● Short problem
Word for word, quote all of the material, omitting the pictures.

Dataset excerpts
========
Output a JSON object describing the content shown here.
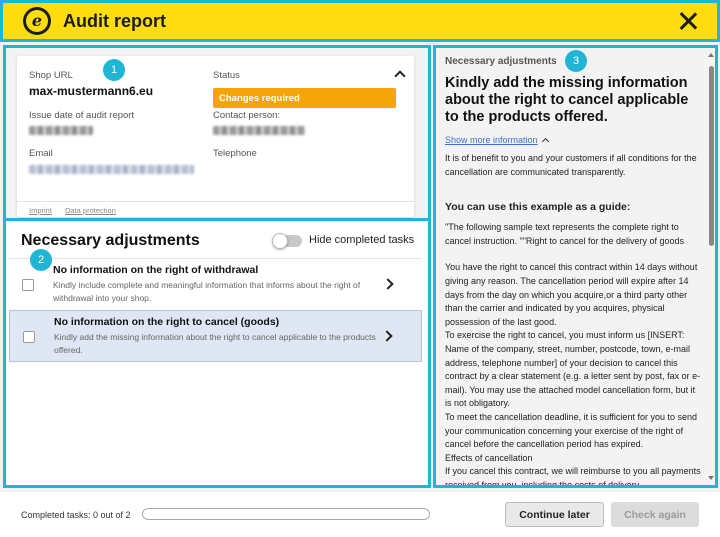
{
  "header": {
    "title": "Audit report",
    "logo_letter": "e"
  },
  "callouts": [
    "1",
    "2",
    "3"
  ],
  "shop_card": {
    "shop_url_label": "Shop URL",
    "shop_url": "max-mustermann6.eu",
    "status_label": "Status",
    "status_value": "Changes required",
    "issue_date_label": "Issue date of audit report",
    "contact_label": "Contact person:",
    "email_label": "Email",
    "telephone_label": "Telephone",
    "footer_links": [
      "Imprint",
      "Data protection"
    ]
  },
  "adjustments": {
    "title": "Necessary adjustments",
    "toggle_label": "Hide completed tasks",
    "toggle_on": false,
    "tasks": [
      {
        "title": "No information on the right of withdrawal",
        "description": "Kindly include complete and meaningful information that informs about the right of withdrawal into your shop.",
        "selected": false
      },
      {
        "title": "No information on the right to cancel (goods)",
        "description": "Kindly add the missing information about the right to cancel applicable to the products offered.",
        "selected": true
      }
    ]
  },
  "detail": {
    "label": "Necessary adjustments",
    "heading": "Kindly add the missing information about the right to cancel applicable to the products offered.",
    "show_more": "Show more information",
    "intro": "It is of benefit to you and your customers if all conditions for the cancellation are communicated transparently.",
    "guide_title": "You can use this example as a guide:",
    "guide_intro": "\"The following sample text represents the complete right to cancel instruction. \"\"Right to cancel for the delivery of goods",
    "paragraphs": [
      "You have the right to cancel this contract within 14 days without giving any reason. The cancellation period will expire after 14 days from the day on which you acquire,or a third party other than the carrier and indicated by you acquires, physical possession of the last good.",
      "To exercise the right to cancel, you must inform us [INSERT: Name of the company, street, number, postcode, town, e-mail address, telephone number] of your decision to cancel this contract by a clear statement (e.g. a letter sent by post, fax or e-mail). You may use the attached model cancellation form, but it is not obligatory.",
      "To meet the cancellation deadline, it is sufficient for you to send your communication concerning your exercise of the right of cancel before the cancellation period has expired.",
      "Effects of cancellation",
      "If you cancel this contract, we will reimburse to you all payments received from you, including the costs of delivery"
    ]
  },
  "footer": {
    "completed_label": "Completed tasks: 0 out of 2",
    "progress_fraction": 0,
    "continue_label": "Continue later",
    "check_label": "Check again"
  },
  "colors": {
    "accent": "#1fb6d6",
    "header_bg": "#ffdc0f",
    "status_orange": "#f5a40a",
    "link_blue": "#3a6fd8"
  }
}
========
● Finished task
Output a JSON object describing the content shown here.
{
  "header": {
    "title": "Audit report",
    "logo_letter": "e"
  },
  "callouts": [
    "1",
    "2",
    "3"
  ],
  "shop_card": {
    "shop_url_label": "Shop URL",
    "shop_url": "max-mustermann6.eu",
    "status_label": "Status",
    "status_value": "Changes required",
    "issue_date_label": "Issue date of audit report",
    "contact_label": "Contact person:",
    "email_label": "Email",
    "telephone_label": "Telephone",
    "footer_links": [
      "Imprint",
      "Data protection"
    ]
  },
  "adjustments": {
    "title": "Necessary adjustments",
    "toggle_label": "Hide completed tasks",
    "toggle_on": false,
    "tasks": [
      {
        "title": "No information on the right of withdrawal",
        "description": "Kindly include complete and meaningful information that informs about the right of withdrawal into your shop.",
        "selected": false
      },
      {
        "title": "No information on the right to cancel (goods)",
        "description": "Kindly add the missing information about the right to cancel applicable to the products offered.",
        "selected": true
      }
    ]
  },
  "detail": {
    "label": "Necessary adjustments",
    "heading": "Kindly add the missing information about the right to cancel applicable to the products offered.",
    "show_more": "Show more information",
    "intro": "It is of benefit to you and your customers if all conditions for the cancellation are communicated transparently.",
    "guide_title": "You can use this example as a guide:",
    "guide_intro": "\"The following sample text represents the complete right to cancel instruction. \"\"Right to cancel for the delivery of goods",
    "paragraphs": [
      "You have the right to cancel this contract within 14 days without giving any reason. The cancellation period will expire after 14 days from the day on which you acquire,or a third party other than the carrier and indicated by you acquires, physical possession of the last good.",
      "To exercise the right to cancel, you must inform us [INSERT: Name of the company, street, number, postcode, town, e-mail address, telephone number] of your decision to cancel this contract by a clear statement (e.g. a letter sent by post, fax or e-mail). You may use the attached model cancellation form, but it is not obligatory.",
      "To meet the cancellation deadline, it is sufficient for you to send your communication concerning your exercise of the right of cancel before the cancellation period has expired.",
      "Effects of cancellation",
      "If you cancel this contract, we will reimburse to you all payments received from you, including the costs of delivery"
    ]
  },
  "footer": {
    "completed_label": "Completed tasks: 0 out of 2",
    "progress_fraction": 0,
    "continue_label": "Continue later",
    "check_label": "Check again"
  },
  "colors": {
    "accent": "#1fb6d6",
    "header_bg": "#ffdc0f",
    "status_orange": "#f5a40a",
    "link_blue": "#3a6fd8"
  }
}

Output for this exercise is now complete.